======== Material ========
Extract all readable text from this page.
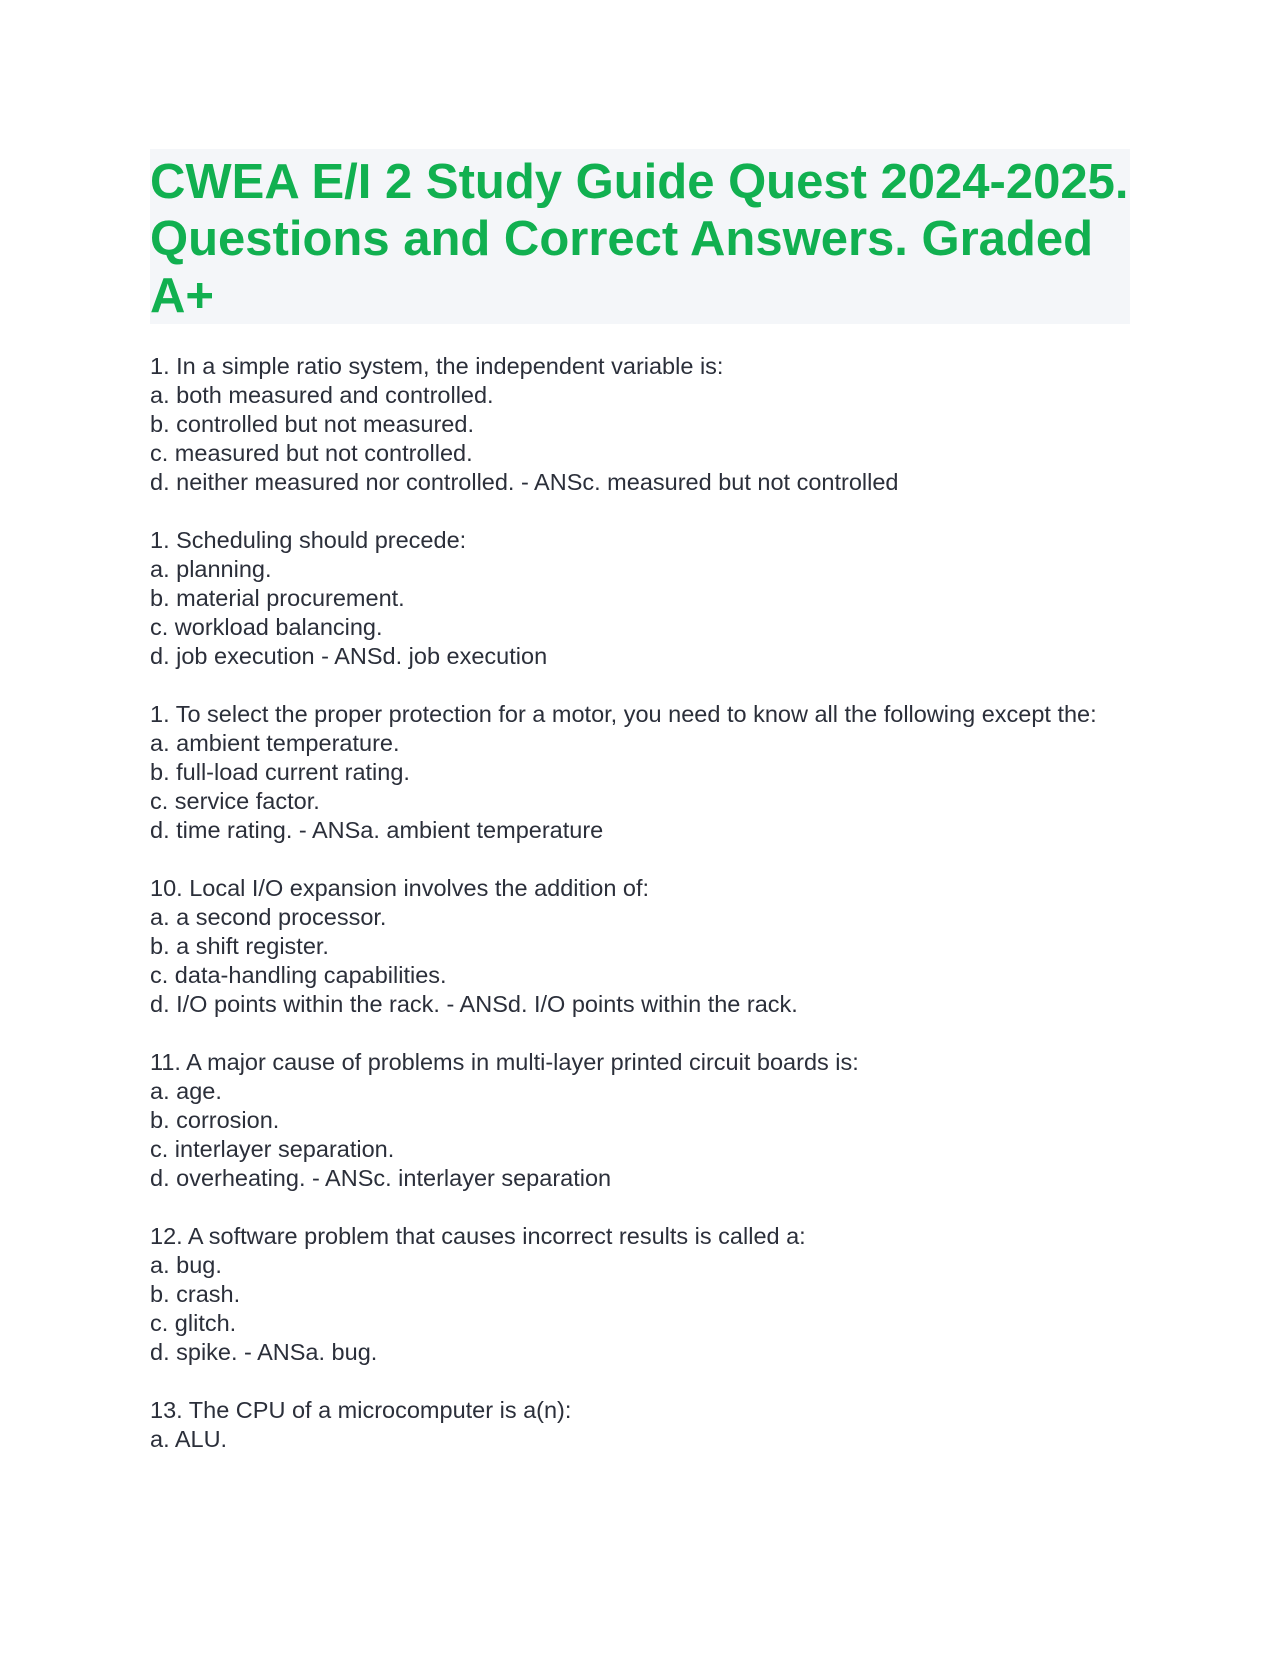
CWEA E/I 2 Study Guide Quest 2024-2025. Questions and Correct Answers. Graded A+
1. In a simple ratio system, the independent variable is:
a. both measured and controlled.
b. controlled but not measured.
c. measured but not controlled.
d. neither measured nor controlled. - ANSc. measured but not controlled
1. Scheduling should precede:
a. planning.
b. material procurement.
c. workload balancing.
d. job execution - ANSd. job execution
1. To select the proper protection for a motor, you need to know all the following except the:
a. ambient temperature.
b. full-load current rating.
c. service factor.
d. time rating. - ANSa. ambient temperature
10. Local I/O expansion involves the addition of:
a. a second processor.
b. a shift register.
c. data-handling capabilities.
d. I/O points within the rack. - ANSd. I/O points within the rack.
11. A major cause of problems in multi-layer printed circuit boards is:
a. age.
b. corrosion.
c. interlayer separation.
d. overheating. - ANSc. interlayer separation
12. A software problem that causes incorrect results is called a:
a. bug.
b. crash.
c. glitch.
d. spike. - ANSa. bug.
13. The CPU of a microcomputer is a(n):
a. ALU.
========
======== Material ========
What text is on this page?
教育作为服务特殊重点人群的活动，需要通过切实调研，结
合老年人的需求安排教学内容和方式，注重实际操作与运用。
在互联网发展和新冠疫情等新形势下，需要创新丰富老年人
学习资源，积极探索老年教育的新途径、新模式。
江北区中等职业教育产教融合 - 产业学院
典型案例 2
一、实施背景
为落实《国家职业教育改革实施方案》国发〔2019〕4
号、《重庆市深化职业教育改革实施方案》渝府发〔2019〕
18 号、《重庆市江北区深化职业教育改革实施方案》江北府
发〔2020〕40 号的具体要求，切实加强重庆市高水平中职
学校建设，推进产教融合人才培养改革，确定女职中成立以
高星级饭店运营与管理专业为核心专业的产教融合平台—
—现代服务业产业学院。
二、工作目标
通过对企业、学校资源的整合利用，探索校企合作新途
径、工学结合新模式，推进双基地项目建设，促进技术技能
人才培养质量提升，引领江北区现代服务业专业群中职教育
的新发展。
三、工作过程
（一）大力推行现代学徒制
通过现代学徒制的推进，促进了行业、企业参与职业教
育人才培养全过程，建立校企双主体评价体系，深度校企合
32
========
### Task directions
From the records above, pull out every line containing the word "interlayer".

### Output
c. interlayer separation.
d. overheating. - ANSc. interlayer separation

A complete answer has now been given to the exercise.